Exercise details: Select and reproduce each line of the listing below that bears the string "rgba".

Supplied records:
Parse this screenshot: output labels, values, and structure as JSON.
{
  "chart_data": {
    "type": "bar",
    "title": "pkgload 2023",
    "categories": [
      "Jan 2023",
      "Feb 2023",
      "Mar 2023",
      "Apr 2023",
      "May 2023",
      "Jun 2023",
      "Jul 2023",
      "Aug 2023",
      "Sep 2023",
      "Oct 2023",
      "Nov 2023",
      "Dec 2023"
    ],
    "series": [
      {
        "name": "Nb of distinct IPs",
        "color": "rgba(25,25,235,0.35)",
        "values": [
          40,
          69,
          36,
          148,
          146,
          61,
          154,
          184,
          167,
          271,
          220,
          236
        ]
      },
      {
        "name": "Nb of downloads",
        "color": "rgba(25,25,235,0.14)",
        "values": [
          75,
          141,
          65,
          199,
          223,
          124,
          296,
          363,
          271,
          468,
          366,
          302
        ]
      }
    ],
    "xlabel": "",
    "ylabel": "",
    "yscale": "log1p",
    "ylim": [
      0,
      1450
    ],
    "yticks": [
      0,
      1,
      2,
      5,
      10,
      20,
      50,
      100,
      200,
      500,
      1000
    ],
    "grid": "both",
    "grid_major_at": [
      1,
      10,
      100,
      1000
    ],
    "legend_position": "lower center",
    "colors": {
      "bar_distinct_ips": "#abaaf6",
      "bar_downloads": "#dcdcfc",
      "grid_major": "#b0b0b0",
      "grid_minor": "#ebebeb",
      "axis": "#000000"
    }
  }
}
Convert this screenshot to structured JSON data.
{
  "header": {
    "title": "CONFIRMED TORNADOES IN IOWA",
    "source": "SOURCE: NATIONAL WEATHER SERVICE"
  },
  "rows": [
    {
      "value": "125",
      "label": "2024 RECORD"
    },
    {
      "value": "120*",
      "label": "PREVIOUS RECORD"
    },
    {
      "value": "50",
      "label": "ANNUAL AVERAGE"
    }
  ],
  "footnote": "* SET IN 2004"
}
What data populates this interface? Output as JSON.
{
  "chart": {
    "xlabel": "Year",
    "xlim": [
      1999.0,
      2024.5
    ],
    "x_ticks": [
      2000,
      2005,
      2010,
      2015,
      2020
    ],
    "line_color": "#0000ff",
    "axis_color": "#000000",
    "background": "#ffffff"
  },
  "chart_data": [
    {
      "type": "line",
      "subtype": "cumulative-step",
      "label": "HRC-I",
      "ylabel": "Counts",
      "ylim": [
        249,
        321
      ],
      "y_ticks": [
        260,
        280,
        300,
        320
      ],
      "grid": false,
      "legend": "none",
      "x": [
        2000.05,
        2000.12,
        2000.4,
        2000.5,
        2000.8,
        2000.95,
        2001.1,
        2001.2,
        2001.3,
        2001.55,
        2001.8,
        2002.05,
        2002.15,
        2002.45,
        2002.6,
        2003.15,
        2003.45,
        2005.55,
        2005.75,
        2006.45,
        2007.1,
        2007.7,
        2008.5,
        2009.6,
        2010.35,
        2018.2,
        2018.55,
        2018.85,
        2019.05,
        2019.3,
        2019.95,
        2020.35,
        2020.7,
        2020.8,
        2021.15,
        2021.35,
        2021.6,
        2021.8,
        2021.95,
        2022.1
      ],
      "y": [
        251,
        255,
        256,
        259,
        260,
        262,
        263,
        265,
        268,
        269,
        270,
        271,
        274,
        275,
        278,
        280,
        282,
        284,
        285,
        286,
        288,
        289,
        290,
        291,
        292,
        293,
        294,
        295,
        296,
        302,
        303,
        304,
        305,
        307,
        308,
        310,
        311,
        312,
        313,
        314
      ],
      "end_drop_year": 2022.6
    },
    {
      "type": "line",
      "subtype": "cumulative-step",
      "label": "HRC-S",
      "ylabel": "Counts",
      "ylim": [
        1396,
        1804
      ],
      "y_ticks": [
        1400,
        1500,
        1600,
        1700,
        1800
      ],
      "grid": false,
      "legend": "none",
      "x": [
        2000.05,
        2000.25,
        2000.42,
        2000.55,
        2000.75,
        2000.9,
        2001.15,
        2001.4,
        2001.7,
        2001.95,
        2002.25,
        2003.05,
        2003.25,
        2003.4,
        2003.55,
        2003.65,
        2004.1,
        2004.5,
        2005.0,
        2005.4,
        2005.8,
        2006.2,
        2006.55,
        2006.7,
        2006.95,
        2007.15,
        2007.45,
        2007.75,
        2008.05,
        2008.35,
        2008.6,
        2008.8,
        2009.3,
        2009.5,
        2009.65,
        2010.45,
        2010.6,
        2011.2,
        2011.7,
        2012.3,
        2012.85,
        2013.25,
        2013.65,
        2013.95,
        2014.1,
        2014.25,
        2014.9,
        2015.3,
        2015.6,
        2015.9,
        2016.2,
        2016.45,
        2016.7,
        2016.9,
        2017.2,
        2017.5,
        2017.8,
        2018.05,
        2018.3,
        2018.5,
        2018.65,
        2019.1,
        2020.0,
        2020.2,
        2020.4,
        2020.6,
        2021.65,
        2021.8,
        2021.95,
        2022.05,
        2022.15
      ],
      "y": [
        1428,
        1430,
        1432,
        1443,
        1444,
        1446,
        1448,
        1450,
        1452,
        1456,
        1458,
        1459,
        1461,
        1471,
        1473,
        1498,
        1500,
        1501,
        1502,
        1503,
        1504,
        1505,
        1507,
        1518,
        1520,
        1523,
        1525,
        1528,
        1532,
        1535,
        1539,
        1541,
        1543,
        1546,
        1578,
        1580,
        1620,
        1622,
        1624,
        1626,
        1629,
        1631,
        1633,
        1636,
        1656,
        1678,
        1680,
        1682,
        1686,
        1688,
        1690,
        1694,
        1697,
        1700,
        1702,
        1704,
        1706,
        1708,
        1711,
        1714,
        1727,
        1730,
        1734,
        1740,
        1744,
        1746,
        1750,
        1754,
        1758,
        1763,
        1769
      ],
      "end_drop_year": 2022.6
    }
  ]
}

Correct response:
        "color": "rgba(25,25,235,0.35)",
        "color": "rgba(25,25,235,0.14)",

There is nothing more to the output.